AIM:
Of all the lines in the material, how many contain the word "purposes"? State the number alone.

RECORDS FOR PROCESSING:
-*-*-

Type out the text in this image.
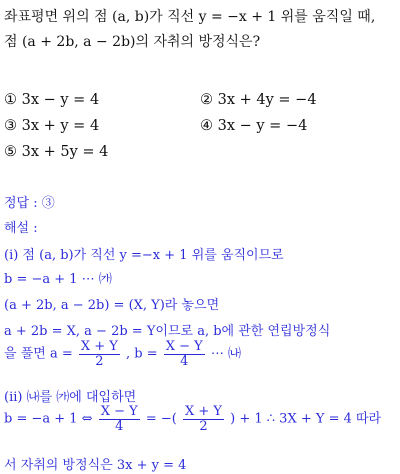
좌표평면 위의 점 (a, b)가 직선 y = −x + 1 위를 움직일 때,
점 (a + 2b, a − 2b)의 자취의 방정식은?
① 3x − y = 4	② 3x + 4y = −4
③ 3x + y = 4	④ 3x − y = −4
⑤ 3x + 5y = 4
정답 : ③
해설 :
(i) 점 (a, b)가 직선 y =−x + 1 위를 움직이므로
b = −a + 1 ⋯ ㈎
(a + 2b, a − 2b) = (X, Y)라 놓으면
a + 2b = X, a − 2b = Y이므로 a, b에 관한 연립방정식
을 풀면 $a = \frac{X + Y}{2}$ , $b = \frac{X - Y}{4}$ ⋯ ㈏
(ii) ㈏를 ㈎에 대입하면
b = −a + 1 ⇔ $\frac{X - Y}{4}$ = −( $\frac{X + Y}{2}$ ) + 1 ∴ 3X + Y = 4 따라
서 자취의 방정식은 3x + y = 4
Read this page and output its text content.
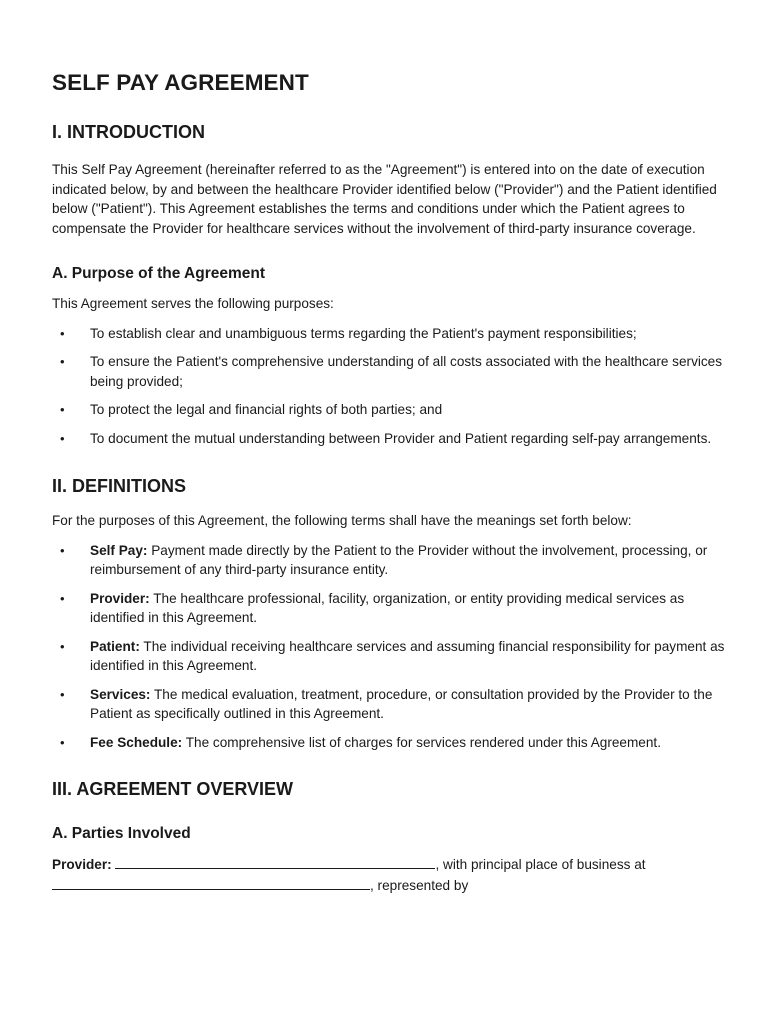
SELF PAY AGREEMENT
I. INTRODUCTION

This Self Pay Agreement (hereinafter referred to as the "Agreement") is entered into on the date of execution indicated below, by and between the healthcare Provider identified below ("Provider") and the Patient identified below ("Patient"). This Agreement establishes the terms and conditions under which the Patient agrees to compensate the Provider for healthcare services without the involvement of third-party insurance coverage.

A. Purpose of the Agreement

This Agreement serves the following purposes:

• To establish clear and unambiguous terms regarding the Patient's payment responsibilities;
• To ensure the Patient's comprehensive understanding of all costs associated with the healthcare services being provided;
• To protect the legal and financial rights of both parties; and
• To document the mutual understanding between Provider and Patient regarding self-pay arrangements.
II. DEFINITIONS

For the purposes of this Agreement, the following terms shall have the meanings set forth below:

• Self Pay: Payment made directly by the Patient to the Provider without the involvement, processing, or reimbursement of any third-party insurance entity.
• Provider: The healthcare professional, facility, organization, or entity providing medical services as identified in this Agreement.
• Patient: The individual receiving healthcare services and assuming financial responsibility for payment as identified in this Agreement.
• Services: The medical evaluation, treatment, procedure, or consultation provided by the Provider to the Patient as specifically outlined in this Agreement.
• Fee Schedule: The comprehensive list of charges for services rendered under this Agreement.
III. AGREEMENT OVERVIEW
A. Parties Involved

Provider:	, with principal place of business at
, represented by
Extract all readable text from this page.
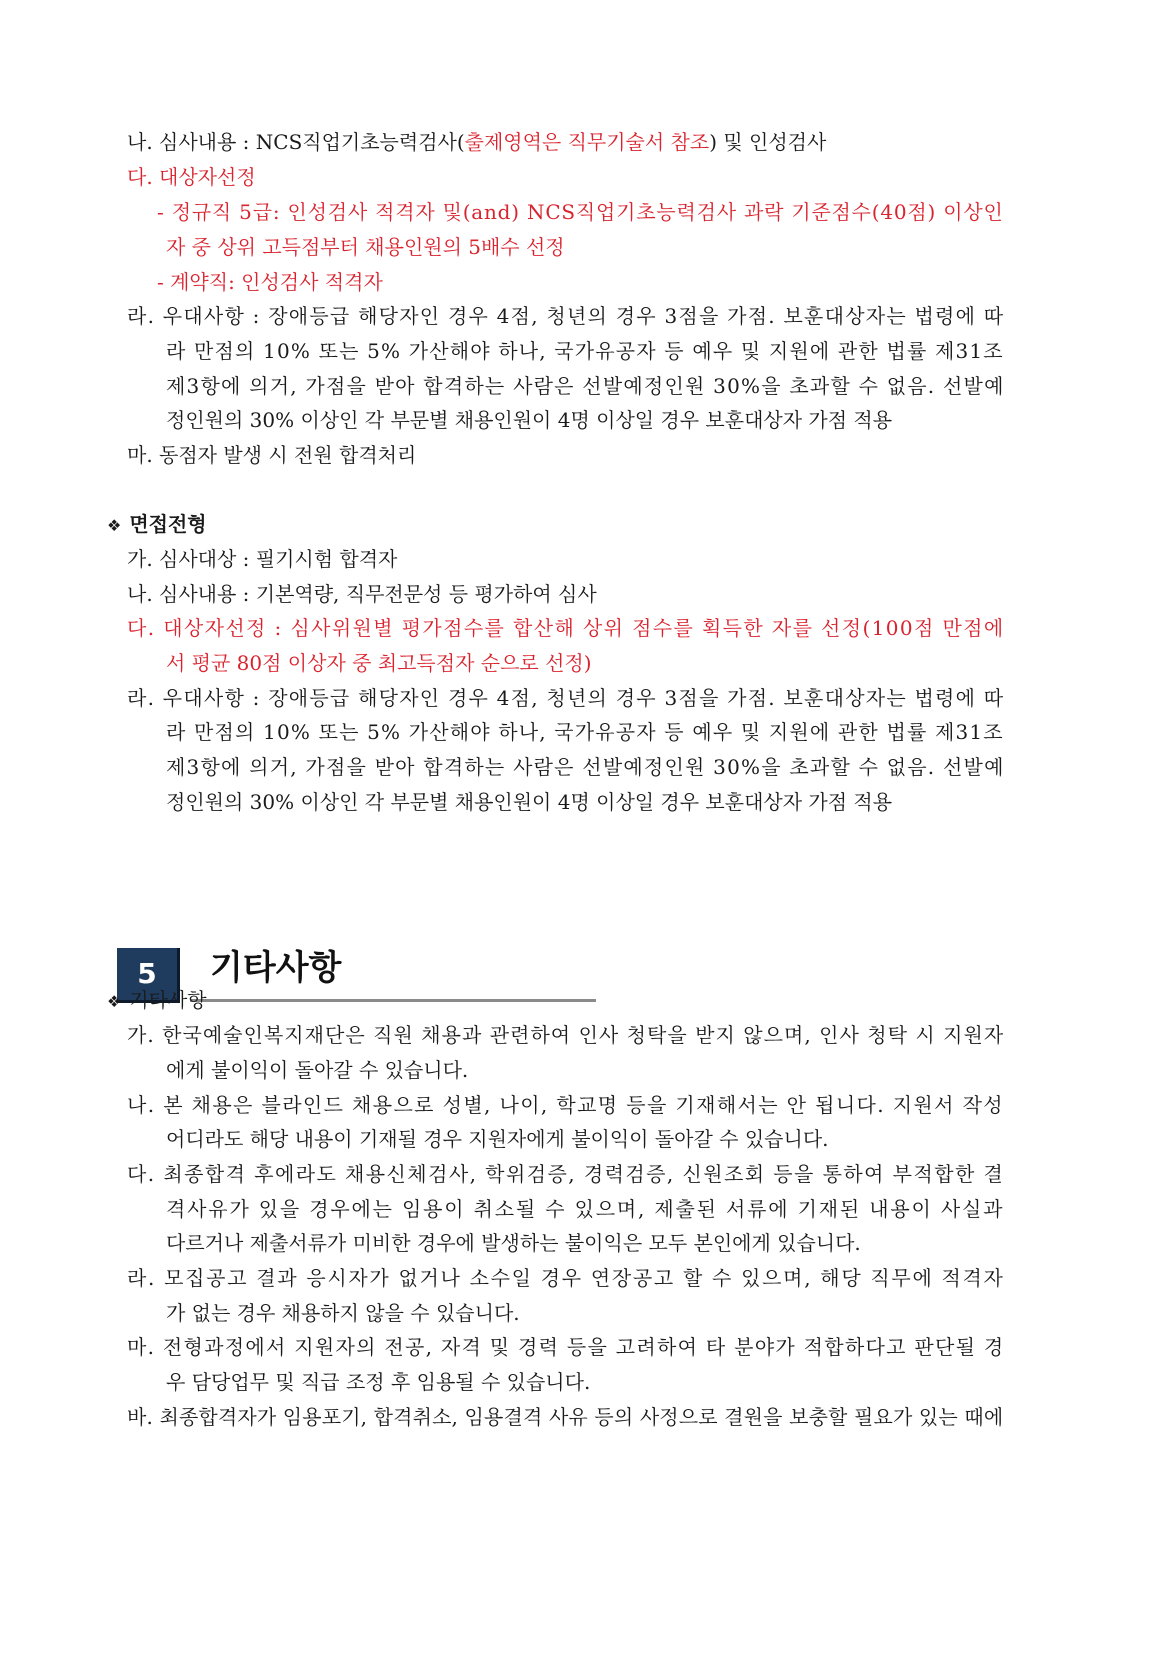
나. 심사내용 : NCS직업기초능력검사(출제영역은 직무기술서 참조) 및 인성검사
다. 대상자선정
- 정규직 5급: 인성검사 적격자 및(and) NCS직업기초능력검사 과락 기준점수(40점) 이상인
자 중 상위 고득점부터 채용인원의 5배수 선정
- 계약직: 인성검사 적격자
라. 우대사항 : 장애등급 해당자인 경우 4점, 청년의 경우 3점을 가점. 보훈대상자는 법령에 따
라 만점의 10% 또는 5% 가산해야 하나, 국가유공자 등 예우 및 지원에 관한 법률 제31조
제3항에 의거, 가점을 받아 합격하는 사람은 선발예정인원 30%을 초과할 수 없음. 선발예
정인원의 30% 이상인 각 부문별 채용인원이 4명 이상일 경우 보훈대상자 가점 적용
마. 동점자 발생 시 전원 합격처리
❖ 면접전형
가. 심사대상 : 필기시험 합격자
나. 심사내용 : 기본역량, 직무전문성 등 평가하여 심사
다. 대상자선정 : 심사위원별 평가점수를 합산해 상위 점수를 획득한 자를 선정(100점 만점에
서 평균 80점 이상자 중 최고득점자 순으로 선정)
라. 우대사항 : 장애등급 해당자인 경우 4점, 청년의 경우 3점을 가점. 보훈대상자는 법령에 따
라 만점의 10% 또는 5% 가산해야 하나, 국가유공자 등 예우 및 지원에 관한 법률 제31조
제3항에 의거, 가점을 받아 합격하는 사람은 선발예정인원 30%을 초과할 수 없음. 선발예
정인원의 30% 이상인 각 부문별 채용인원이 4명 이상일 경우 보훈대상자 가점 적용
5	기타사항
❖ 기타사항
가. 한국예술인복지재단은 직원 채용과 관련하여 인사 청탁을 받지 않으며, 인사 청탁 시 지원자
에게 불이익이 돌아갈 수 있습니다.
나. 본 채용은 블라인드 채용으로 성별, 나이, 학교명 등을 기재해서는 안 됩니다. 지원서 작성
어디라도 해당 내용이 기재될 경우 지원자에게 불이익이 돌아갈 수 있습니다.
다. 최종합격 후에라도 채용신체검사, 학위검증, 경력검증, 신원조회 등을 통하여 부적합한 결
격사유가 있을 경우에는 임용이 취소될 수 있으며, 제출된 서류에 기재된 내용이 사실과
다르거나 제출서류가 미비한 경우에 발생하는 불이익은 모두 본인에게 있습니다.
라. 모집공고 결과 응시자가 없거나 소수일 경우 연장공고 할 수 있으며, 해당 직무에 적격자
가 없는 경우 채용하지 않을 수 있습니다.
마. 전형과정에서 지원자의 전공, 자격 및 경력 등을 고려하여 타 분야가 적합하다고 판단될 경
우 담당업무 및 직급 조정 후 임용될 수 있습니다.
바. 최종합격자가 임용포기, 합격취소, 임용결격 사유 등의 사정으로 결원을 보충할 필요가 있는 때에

-*-*-

RIGHT ANSWER:
2